▶ [Records for this exercise]:
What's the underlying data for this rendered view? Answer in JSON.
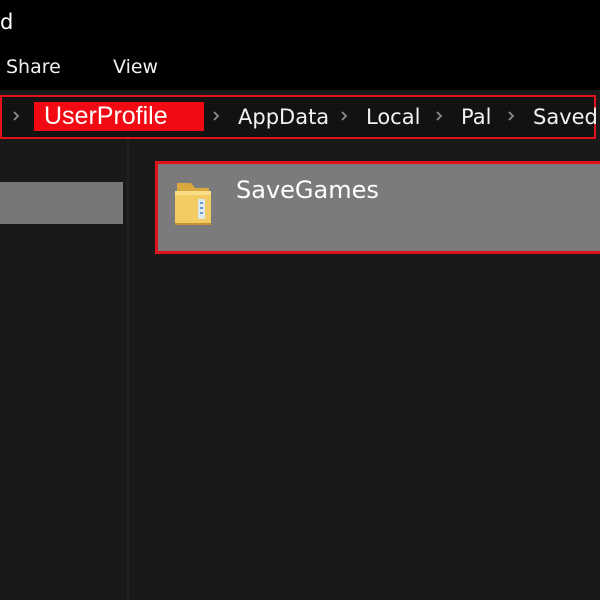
{
  "window": {
    "title_fragment": "d"
  },
  "ribbon": {
    "tabs": [
      "Share",
      "View"
    ]
  },
  "address_bar": {
    "crumbs": [
      "UserProfile",
      "AppData",
      "Local",
      "Pal",
      "Saved"
    ],
    "separator_icon": "chevron-right-icon",
    "highlight_color": "#f10a13",
    "border_color": "#e0131d"
  },
  "content": {
    "items": [
      {
        "name": "SaveGames",
        "icon": "folder-icon",
        "selected": true
      }
    ]
  },
  "colors": {
    "background": "#191919",
    "titlebar": "#000000",
    "selection": "#7b7b7b",
    "accent_red": "#e0131d"
  }
}
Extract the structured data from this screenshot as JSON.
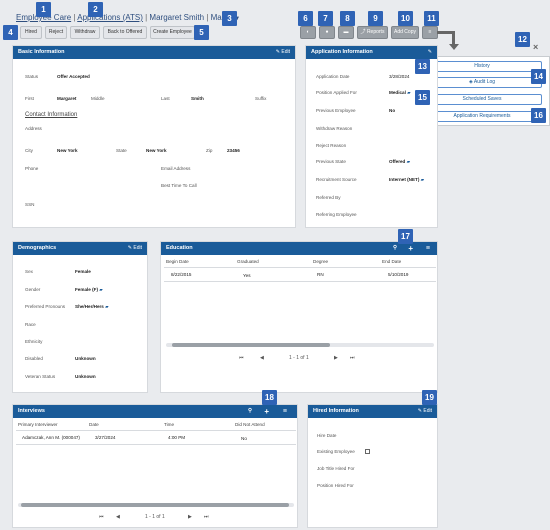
{
  "breadcrumb": {
    "part1": "Employee Care",
    "sep": " | ",
    "part2": "Applications (ATS)",
    "part3": "Margaret Smith",
    "part4": "Main"
  },
  "toolbar": {
    "hired": "Hired",
    "reject": "Reject",
    "withdraw": "Withdraw",
    "back_to_offered": "Back to Offered",
    "create_employee": "Create Employee",
    "views": "",
    "notes": "",
    "reports": "Reports",
    "add_copy": "Add Copy",
    "menu": "≡"
  },
  "callouts": [
    "1",
    "2",
    "3",
    "4",
    "5",
    "6",
    "7",
    "8",
    "9",
    "10",
    "11",
    "12",
    "13",
    "14",
    "15",
    "16",
    "17",
    "18",
    "19"
  ],
  "basic": {
    "title": "Basic Information",
    "edit": "✎ Edit",
    "status_label": "Status",
    "status": "Offer Accepted",
    "first_label": "First",
    "first": "Margaret",
    "middle_label": "Middle",
    "last_label": "Last",
    "last": "Smith",
    "suffix_label": "Suffix",
    "contact_title": "Contact Information",
    "address_label": "Address",
    "city_label": "City",
    "city": "New York",
    "state_label": "State",
    "state": "New York",
    "zip_label": "Zip",
    "zip": "23456",
    "phone_label": "Phone",
    "email_label": "Email Address",
    "best_time_label": "Best Time To Call",
    "ssn_label": "SSN"
  },
  "application": {
    "title": "Application Information",
    "edit": "✎",
    "date_label": "Application Date",
    "date": "3/28/2024",
    "position_label": "Position Applied For",
    "position": "Medical",
    "prev_emp_label": "Previous Employee",
    "prev_emp": "No",
    "withdraw_label": "Withdraw Reason",
    "reject_label": "Reject Reason",
    "prev_state_label": "Previous State",
    "prev_state": "Offered",
    "source_label": "Recruitment Source",
    "source": "Internet (NET)",
    "referred_label": "Referred By",
    "referring_label": "Referring Employee"
  },
  "menu": {
    "close": "×",
    "history": "History",
    "audit": "Audit Log",
    "saves": "Scheduled Saves",
    "requirements": "Application Requirements"
  },
  "demographics": {
    "title": "Demographics",
    "edit": "✎ Edit",
    "sex_label": "Sex",
    "sex": "Female",
    "gender_label": "Gender",
    "gender": "Female (F)",
    "pronouns_label": "Preferred Pronouns",
    "pronouns": "She/Her/Hers",
    "race_label": "Race",
    "ethnicity_label": "Ethnicity",
    "disabled_label": "Disabled",
    "disabled": "Unknown",
    "veteran_label": "Veteran Status",
    "veteran": "Unknown"
  },
  "education": {
    "title": "Education",
    "headers": [
      "Begin Date",
      "Graduated",
      "Degree",
      "End Date"
    ],
    "rows": [
      [
        "8/22/2015",
        "Yes",
        "RN",
        "5/10/2019"
      ]
    ],
    "pager": "1 - 1 of 1"
  },
  "interviews": {
    "title": "Interviews",
    "headers": [
      "Primary Interviewer",
      "Date",
      "Time",
      "Did Not Attend"
    ],
    "rows": [
      [
        "Adamczak, Ann M. (000047)",
        "3/27/2024",
        "4:00 PM",
        "No"
      ]
    ],
    "pager": "1 - 1 of 1"
  },
  "hired": {
    "title": "Hired Information",
    "edit": "✎ Edit",
    "hire_date_label": "Hire Date",
    "existing_label": "Existing Employee",
    "job_title_label": "Job Title Hired For",
    "position_label": "Position Hired For"
  }
}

▶ [Task details]: Would you set down the listing exactly, omitting pictures?

▶ [Task output]:
What's the underlying data for this rendered view? Answer in JSON.
{
  "window": {
    "title_fragment": "d"
  },
  "ribbon": {
    "tabs": [
      "Share",
      "View"
    ]
  },
  "address_bar": {
    "crumbs": [
      "UserProfile",
      "AppData",
      "Local",
      "Pal",
      "Saved"
    ],
    "separator_icon": "chevron-right-icon",
    "highlight_color": "#f10a13",
    "border_color": "#e0131d"
  },
  "content": {
    "items": [
      {
        "name": "SaveGames",
        "icon": "folder-icon",
        "selected": true
      }
    ]
  },
  "colors": {
    "background": "#191919",
    "titlebar": "#000000",
    "selection": "#7b7b7b",
    "accent_red": "#e0131d"
  }
}
Extract the structured data from this screenshot as JSON.
{
  "breadcrumb": {
    "part1": "Employee Care",
    "sep": " | ",
    "part2": "Applications (ATS)",
    "part3": "Margaret Smith",
    "part4": "Main"
  },
  "toolbar": {
    "hired": "Hired",
    "reject": "Reject",
    "withdraw": "Withdraw",
    "back_to_offered": "Back to Offered",
    "create_employee": "Create Employee",
    "views": "",
    "notes": "",
    "reports": "Reports",
    "add_copy": "Add Copy",
    "menu": "≡"
  },
  "callouts": [
    "1",
    "2",
    "3",
    "4",
    "5",
    "6",
    "7",
    "8",
    "9",
    "10",
    "11",
    "12",
    "13",
    "14",
    "15",
    "16",
    "17",
    "18",
    "19"
  ],
  "basic": {
    "title": "Basic Information",
    "edit": "✎ Edit",
    "status_label": "Status",
    "status": "Offer Accepted",
    "first_label": "First",
    "first": "Margaret",
    "middle_label": "Middle",
    "last_label": "Last",
    "last": "Smith",
    "suffix_label": "Suffix",
    "contact_title": "Contact Information",
    "address_label": "Address",
    "city_label": "City",
    "city": "New York",
    "state_label": "State",
    "state": "New York",
    "zip_label": "Zip",
    "zip": "23456",
    "phone_label": "Phone",
    "email_label": "Email Address",
    "best_time_label": "Best Time To Call",
    "ssn_label": "SSN"
  },
  "application": {
    "title": "Application Information",
    "edit": "✎",
    "date_label": "Application Date",
    "date": "3/28/2024",
    "position_label": "Position Applied For",
    "position": "Medical",
    "prev_emp_label": "Previous Employee",
    "prev_emp": "No",
    "withdraw_label": "Withdraw Reason",
    "reject_label": "Reject Reason",
    "prev_state_label": "Previous State",
    "prev_state": "Offered",
    "source_label": "Recruitment Source",
    "source": "Internet (NET)",
    "referred_label": "Referred By",
    "referring_label": "Referring Employee"
  },
  "menu": {
    "close": "×",
    "history": "History",
    "audit": "Audit Log",
    "saves": "Scheduled Saves",
    "requirements": "Application Requirements"
  },
  "demographics": {
    "title": "Demographics",
    "edit": "✎ Edit",
    "sex_label": "Sex",
    "sex": "Female",
    "gender_label": "Gender",
    "gender": "Female (F)",
    "pronouns_label": "Preferred Pronouns",
    "pronouns": "She/Her/Hers",
    "race_label": "Race",
    "ethnicity_label": "Ethnicity",
    "disabled_label": "Disabled",
    "disabled": "Unknown",
    "veteran_label": "Veteran Status",
    "veteran": "Unknown"
  },
  "education": {
    "title": "Education",
    "headers": [
      "Begin Date",
      "Graduated",
      "Degree",
      "End Date"
    ],
    "rows": [
      [
        "8/22/2015",
        "Yes",
        "RN",
        "5/10/2019"
      ]
    ],
    "pager": "1 - 1 of 1"
  },
  "interviews": {
    "title": "Interviews",
    "headers": [
      "Primary Interviewer",
      "Date",
      "Time",
      "Did Not Attend"
    ],
    "rows": [
      [
        "Adamczak, Ann M. (000047)",
        "3/27/2024",
        "4:00 PM",
        "No"
      ]
    ],
    "pager": "1 - 1 of 1"
  },
  "hired": {
    "title": "Hired Information",
    "edit": "✎ Edit",
    "hire_date_label": "Hire Date",
    "existing_label": "Existing Employee",
    "job_title_label": "Job Title Hired For",
    "position_label": "Position Hired For"
  }
}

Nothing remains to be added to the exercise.